-- START INPUT RECORDS --

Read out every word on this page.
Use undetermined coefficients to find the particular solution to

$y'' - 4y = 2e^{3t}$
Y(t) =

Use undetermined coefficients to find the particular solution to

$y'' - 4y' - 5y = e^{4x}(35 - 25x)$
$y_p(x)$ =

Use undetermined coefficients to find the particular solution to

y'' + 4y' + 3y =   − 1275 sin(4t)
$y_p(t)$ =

-- END INPUT RECORDS --
-- START INPUT RECORDS --

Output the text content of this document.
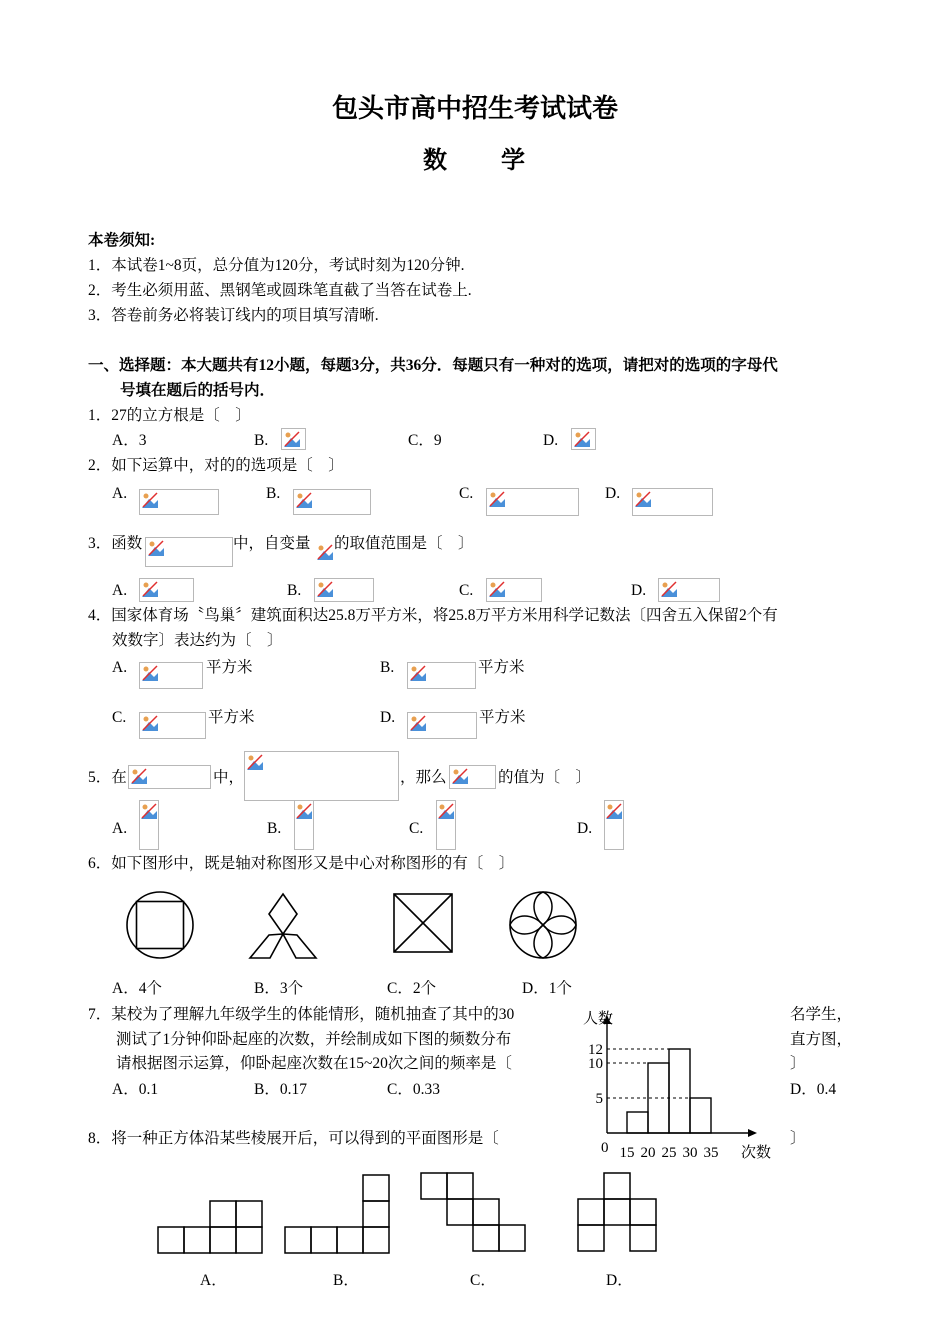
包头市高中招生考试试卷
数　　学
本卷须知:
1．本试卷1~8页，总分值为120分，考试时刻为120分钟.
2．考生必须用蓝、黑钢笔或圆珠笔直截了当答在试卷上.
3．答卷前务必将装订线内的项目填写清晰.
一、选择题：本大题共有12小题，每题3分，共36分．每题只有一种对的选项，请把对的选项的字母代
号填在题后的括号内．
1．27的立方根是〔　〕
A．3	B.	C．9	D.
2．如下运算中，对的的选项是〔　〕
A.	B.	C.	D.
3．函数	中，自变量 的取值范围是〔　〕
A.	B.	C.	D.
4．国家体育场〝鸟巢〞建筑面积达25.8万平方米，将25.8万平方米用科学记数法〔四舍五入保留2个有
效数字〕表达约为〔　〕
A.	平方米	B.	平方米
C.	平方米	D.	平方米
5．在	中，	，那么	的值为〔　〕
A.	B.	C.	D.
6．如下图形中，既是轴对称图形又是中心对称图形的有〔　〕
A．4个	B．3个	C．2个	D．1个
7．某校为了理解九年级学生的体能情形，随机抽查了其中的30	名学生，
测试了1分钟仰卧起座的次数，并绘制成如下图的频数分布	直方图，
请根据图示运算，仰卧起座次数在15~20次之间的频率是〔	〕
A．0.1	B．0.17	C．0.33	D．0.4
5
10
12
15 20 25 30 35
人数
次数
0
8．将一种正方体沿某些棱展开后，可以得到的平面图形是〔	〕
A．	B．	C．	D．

-- END INPUT RECORDS --

PROBLEM STATEMENT:
Display every line of the listing that contains the string "this".

RESPONSE TO THE TASK:
Read out every word on this page.
Output the text content of this document.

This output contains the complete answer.